A run of records
▼

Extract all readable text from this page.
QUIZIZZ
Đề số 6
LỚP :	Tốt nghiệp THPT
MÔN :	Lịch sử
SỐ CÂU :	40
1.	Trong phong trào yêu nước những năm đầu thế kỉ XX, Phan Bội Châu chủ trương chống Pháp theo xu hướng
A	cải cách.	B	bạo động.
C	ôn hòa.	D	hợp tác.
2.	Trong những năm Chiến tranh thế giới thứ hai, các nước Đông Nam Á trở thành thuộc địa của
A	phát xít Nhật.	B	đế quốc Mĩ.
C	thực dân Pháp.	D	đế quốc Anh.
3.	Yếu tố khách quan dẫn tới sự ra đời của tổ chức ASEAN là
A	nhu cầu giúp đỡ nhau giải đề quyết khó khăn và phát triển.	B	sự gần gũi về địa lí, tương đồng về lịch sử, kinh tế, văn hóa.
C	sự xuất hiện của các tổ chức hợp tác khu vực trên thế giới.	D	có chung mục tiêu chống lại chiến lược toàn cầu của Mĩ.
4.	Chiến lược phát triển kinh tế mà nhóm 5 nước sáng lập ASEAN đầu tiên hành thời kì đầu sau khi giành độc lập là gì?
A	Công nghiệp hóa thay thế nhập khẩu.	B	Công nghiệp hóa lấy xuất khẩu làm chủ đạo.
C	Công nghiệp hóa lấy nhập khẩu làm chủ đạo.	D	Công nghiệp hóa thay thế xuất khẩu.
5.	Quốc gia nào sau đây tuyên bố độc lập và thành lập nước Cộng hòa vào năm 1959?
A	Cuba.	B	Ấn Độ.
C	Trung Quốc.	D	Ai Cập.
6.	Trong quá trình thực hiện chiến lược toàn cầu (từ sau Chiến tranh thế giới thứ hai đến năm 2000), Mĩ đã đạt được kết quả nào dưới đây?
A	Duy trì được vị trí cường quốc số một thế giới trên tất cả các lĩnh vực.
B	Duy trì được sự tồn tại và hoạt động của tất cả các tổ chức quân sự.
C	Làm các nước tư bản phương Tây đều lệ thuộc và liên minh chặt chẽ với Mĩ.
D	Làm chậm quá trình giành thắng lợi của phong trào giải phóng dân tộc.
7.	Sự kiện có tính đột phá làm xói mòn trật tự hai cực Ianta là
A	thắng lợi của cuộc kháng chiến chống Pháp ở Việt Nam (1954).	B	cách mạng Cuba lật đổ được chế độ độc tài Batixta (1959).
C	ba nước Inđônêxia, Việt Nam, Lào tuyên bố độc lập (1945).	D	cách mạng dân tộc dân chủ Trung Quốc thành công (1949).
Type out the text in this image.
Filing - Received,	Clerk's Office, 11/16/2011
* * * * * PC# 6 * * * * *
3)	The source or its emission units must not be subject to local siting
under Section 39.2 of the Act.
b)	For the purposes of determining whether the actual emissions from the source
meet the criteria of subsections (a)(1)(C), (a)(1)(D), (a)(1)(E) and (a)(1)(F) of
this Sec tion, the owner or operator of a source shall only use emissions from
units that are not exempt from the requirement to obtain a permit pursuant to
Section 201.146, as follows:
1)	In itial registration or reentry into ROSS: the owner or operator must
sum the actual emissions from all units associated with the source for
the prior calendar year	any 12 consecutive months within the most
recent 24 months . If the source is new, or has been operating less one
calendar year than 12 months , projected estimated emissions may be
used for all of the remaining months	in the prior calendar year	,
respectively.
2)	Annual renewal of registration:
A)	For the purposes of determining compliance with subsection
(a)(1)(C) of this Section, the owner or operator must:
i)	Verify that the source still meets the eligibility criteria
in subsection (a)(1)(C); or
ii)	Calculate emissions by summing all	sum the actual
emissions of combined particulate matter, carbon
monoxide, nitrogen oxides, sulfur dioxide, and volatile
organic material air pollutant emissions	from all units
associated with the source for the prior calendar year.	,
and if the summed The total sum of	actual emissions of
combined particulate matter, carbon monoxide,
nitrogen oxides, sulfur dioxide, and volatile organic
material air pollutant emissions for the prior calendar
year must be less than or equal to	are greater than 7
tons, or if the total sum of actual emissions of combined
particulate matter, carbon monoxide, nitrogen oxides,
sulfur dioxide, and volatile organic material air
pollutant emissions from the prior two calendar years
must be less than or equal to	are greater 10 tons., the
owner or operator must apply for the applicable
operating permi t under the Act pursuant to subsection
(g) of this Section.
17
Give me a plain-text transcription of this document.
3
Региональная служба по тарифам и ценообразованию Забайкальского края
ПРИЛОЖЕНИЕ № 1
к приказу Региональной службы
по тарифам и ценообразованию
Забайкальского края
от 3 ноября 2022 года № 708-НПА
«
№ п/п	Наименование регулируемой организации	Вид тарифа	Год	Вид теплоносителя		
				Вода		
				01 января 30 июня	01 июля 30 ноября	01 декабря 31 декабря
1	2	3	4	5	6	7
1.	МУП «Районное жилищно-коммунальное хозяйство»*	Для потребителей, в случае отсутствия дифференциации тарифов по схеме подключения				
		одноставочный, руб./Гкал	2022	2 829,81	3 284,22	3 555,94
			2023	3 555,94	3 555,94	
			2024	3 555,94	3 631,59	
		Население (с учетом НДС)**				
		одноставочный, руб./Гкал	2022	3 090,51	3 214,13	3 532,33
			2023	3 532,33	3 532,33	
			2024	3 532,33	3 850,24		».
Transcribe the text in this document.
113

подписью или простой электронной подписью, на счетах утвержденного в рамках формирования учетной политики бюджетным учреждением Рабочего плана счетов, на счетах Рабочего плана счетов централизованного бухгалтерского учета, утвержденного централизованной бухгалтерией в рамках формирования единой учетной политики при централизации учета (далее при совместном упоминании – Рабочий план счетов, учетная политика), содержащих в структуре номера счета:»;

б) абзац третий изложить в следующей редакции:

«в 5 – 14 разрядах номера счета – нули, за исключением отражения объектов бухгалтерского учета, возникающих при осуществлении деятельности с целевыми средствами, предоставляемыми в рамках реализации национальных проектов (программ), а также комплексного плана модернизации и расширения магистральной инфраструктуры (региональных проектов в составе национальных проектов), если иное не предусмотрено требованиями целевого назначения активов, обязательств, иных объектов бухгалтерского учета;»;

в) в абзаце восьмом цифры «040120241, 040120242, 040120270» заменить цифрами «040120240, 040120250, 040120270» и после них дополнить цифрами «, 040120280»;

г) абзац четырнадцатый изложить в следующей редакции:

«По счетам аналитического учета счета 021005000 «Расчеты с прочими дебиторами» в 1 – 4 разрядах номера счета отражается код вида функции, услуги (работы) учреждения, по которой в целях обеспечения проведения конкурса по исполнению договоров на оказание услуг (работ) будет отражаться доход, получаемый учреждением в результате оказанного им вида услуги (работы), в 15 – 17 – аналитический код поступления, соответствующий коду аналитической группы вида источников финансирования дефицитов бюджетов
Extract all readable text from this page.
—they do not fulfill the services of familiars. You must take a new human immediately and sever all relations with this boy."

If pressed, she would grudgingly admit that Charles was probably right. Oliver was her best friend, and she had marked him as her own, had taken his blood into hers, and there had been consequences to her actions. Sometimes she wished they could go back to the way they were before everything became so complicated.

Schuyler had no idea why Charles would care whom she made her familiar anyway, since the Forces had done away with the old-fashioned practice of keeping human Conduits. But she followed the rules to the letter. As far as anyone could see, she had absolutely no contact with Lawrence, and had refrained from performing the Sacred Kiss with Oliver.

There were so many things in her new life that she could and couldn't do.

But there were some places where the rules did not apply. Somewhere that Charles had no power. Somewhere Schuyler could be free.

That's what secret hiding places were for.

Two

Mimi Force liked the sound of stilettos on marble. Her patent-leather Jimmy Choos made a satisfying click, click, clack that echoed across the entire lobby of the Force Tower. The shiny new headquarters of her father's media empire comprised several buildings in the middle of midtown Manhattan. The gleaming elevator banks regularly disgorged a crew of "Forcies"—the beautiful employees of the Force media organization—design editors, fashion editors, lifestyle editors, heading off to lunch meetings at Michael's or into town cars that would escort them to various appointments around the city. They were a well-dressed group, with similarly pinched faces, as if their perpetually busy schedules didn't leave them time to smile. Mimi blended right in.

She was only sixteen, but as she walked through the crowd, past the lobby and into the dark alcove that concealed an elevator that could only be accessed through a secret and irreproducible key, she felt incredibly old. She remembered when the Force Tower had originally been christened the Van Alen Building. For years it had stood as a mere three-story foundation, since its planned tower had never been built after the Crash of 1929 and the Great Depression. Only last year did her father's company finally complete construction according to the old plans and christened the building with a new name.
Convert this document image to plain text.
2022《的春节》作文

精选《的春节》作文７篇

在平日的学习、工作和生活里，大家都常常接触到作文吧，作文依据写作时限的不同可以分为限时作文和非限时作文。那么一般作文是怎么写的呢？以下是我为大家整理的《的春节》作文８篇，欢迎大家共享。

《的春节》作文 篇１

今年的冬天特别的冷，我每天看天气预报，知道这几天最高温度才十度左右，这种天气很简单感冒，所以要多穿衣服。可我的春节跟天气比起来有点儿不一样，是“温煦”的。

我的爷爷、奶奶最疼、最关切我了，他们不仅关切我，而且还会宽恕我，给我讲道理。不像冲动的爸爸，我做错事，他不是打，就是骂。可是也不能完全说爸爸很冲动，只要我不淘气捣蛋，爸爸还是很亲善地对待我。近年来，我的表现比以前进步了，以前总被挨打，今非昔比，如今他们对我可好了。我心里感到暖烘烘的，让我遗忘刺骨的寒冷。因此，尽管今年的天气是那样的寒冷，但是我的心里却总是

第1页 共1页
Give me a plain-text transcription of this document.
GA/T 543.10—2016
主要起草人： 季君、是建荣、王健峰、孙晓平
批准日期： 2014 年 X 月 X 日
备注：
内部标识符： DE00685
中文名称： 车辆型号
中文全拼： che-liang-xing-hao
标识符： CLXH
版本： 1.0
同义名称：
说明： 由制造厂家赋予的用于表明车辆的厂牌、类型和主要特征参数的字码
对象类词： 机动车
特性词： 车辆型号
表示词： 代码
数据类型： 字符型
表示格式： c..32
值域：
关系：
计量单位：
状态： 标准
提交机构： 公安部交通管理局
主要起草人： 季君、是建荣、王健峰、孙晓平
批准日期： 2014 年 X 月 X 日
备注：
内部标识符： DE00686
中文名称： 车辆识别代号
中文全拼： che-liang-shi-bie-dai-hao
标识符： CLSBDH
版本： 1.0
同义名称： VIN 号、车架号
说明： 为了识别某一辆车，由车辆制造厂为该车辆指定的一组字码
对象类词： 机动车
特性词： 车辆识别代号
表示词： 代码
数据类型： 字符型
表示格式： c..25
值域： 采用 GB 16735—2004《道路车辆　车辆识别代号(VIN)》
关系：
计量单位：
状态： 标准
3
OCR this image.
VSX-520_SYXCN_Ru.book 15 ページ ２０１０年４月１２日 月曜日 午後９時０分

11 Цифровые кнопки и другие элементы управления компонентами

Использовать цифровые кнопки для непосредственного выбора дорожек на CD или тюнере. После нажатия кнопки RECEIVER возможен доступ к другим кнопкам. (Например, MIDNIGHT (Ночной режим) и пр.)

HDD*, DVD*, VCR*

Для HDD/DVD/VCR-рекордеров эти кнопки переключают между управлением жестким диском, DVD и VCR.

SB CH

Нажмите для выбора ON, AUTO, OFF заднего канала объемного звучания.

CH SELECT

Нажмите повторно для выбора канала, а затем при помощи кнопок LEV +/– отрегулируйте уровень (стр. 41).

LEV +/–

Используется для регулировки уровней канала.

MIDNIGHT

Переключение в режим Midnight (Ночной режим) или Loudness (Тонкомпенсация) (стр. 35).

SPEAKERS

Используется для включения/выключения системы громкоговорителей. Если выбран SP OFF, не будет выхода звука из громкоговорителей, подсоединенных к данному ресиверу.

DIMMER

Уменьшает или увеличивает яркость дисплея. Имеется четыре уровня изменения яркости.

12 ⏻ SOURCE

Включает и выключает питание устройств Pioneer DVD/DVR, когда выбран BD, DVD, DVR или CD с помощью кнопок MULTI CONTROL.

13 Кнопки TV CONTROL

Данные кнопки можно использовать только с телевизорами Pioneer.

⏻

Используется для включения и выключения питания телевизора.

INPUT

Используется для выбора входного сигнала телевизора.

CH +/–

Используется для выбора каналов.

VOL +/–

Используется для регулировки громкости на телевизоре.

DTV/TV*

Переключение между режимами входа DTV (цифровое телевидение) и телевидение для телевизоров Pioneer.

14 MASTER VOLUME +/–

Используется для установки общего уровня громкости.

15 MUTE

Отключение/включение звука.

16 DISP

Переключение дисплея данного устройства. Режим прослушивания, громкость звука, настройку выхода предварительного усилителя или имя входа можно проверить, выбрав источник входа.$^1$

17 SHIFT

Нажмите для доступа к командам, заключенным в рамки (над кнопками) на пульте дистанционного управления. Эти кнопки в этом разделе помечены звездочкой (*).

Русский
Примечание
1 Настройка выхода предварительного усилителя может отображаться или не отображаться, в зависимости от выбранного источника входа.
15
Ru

▲

▶ **The exercise**
Your answer should be a single number: the count of lines in the material above that contain "oxides".

▶ **Task response**
3